### Exercise prompt
Would you please repeat the data exactly as given?

### Data
>>>
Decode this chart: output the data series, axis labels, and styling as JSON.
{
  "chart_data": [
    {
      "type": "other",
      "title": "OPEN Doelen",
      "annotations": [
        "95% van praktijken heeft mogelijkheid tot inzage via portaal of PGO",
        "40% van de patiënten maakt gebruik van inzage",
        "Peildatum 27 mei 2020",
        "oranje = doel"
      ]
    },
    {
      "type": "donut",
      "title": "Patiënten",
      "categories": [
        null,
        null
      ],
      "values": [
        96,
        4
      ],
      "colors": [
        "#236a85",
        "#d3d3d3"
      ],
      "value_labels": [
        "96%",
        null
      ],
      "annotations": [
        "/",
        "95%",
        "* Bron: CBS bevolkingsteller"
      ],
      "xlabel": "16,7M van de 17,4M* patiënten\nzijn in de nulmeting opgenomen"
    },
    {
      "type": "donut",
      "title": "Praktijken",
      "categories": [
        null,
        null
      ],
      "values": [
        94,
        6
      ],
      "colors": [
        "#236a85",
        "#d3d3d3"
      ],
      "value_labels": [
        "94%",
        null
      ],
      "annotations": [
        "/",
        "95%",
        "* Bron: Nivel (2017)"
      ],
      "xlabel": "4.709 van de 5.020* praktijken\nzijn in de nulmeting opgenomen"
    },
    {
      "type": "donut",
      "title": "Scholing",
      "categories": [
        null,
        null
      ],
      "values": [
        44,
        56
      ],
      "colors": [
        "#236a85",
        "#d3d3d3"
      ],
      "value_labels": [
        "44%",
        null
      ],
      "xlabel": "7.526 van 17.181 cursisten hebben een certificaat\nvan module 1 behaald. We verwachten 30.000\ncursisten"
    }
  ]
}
<<<
### Completed exercise
Decode this chart: output the data series, axis labels, and styling as JSON.
{
  "chart_data": [
    {
      "type": "other",
      "title": "OPEN Doelen",
      "annotations": [
        "95% van praktijken heeft mogelijkheid tot inzage via portaal of PGO",
        "40% van de patiënten maakt gebruik van inzage",
        "Peildatum 27 mei 2020",
        "oranje = doel"
      ]
    },
    {
      "type": "donut",
      "title": "Patiënten",
      "categories": [
        null,
        null
      ],
      "values": [
        96,
        4
      ],
      "colors": [
        "#236a85",
        "#d3d3d3"
      ],
      "value_labels": [
        "96%",
        null
      ],
      "annotations": [
        "/",
        "95%",
        "* Bron: CBS bevolkingsteller"
      ],
      "xlabel": "16,7M van de 17,4M* patiënten\nzijn in de nulmeting opgenomen"
    },
    {
      "type": "donut",
      "title": "Praktijken",
      "categories": [
        null,
        null
      ],
      "values": [
        94,
        6
      ],
      "colors": [
        "#236a85",
        "#d3d3d3"
      ],
      "value_labels": [
        "94%",
        null
      ],
      "annotations": [
        "/",
        "95%",
        "* Bron: Nivel (2017)"
      ],
      "xlabel": "4.709 van de 5.020* praktijken\nzijn in de nulmeting opgenomen"
    },
    {
      "type": "donut",
      "title": "Scholing",
      "categories": [
        null,
        null
      ],
      "values": [
        44,
        56
      ],
      "colors": [
        "#236a85",
        "#d3d3d3"
      ],
      "value_labels": [
        "44%",
        null
      ],
      "xlabel": "7.526 van 17.181 cursisten hebben een certificaat\nvan module 1 behaald. We verwachten 30.000\ncursisten"
    }
  ]
}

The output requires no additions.